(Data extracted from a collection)
◇ ◇ ◇ ◇ ◇ ◇ ◇

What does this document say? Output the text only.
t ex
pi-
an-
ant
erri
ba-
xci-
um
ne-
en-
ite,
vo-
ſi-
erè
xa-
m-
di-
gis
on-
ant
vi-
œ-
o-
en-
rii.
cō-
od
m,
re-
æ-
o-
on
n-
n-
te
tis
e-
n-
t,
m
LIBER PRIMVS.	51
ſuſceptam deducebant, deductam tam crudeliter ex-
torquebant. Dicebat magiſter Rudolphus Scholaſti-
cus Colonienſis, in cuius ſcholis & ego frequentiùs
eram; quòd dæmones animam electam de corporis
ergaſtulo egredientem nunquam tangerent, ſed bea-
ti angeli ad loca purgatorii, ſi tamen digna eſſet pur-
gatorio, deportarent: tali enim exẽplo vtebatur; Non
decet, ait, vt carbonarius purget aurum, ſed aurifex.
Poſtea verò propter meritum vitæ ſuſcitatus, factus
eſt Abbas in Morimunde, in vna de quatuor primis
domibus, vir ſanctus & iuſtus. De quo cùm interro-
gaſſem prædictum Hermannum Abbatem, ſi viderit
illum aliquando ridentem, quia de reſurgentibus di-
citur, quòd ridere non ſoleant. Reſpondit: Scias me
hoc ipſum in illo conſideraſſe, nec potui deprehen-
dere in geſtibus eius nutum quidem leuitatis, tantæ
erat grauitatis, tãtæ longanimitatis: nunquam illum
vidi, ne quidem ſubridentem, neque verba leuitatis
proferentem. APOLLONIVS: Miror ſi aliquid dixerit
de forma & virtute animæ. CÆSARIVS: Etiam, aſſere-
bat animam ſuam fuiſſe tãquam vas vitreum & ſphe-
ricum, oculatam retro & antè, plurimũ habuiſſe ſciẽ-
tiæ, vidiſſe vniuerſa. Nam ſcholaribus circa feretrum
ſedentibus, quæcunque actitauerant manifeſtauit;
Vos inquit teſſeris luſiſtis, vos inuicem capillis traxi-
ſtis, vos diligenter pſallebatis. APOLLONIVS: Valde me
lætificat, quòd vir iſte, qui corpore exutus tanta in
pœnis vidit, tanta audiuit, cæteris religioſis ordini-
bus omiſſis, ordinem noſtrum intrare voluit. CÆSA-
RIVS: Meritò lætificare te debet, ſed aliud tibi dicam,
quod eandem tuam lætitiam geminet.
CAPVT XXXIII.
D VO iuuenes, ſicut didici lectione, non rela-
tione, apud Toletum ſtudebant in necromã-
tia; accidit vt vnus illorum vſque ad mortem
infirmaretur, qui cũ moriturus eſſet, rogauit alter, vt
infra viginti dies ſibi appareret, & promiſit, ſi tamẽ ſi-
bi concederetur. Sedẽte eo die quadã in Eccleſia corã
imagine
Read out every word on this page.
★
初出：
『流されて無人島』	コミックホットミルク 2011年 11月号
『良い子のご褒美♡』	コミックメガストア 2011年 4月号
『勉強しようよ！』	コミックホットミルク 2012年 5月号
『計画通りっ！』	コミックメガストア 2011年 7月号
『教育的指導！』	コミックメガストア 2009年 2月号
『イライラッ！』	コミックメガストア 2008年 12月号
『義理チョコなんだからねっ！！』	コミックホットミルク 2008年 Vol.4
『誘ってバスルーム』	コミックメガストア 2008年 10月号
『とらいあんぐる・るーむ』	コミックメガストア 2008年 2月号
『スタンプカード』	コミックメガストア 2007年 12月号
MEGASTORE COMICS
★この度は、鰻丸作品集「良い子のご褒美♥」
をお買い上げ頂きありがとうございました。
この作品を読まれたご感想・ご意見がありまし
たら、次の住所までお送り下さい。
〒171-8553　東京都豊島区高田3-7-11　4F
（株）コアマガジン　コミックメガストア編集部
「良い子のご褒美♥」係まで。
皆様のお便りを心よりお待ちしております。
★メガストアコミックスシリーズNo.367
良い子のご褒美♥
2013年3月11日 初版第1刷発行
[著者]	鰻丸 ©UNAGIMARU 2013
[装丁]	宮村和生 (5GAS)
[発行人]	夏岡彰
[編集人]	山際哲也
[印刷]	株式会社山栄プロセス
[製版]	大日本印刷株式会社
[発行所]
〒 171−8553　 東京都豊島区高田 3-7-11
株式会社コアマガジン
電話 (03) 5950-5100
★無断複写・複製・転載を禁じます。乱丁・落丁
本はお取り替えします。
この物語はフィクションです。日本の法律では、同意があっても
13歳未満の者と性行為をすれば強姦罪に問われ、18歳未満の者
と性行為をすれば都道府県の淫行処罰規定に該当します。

◇ ◇ ◇ ◇ ◇ ◇ ◇

- **EXERCISE DIRECTIONS**
From the line holding "Read out every word on this page." down to the final line above, quote every line exactly and only those lines.

- **ANSWER TO THE EXERCISE**
Read out every word on this page.
★
初出：
『流されて無人島』	コミックホットミルク 2011年 11月号
『良い子のご褒美♡』	コミックメガストア 2011年 4月号
『勉強しようよ！』	コミックホットミルク 2012年 5月号
『計画通りっ！』	コミックメガストア 2011年 7月号
『教育的指導！』	コミックメガストア 2009年 2月号
『イライラッ！』	コミックメガストア 2008年 12月号
『義理チョコなんだからねっ！！』	コミックホットミルク 2008年 Vol.4
『誘ってバスルーム』	コミックメガストア 2008年 10月号
『とらいあんぐる・るーむ』	コミックメガストア 2008年 2月号
『スタンプカード』	コミックメガストア 2007年 12月号
MEGASTORE COMICS
★この度は、鰻丸作品集「良い子のご褒美♥」
をお買い上げ頂きありがとうございました。
この作品を読まれたご感想・ご意見がありまし
たら、次の住所までお送り下さい。
〒171-8553　東京都豊島区高田3-7-11　4F
（株）コアマガジン　コミックメガストア編集部
「良い子のご褒美♥」係まで。
皆様のお便りを心よりお待ちしております。
★メガストアコミックスシリーズNo.367
良い子のご褒美♥
2013年3月11日 初版第1刷発行
[著者]	鰻丸 ©UNAGIMARU 2013
[装丁]	宮村和生 (5GAS)
[発行人]	夏岡彰
[編集人]	山際哲也
[印刷]	株式会社山栄プロセス
[製版]	大日本印刷株式会社
[発行所]
〒 171−8553　 東京都豊島区高田 3-7-11
株式会社コアマガジン
電話 (03) 5950-5100
★無断複写・複製・転載を禁じます。乱丁・落丁
本はお取り替えします。
この物語はフィクションです。日本の法律では、同意があっても
13歳未満の者と性行為をすれば強姦罪に問われ、18歳未満の者
と性行為をすれば都道府県の淫行処罰規定に該当します。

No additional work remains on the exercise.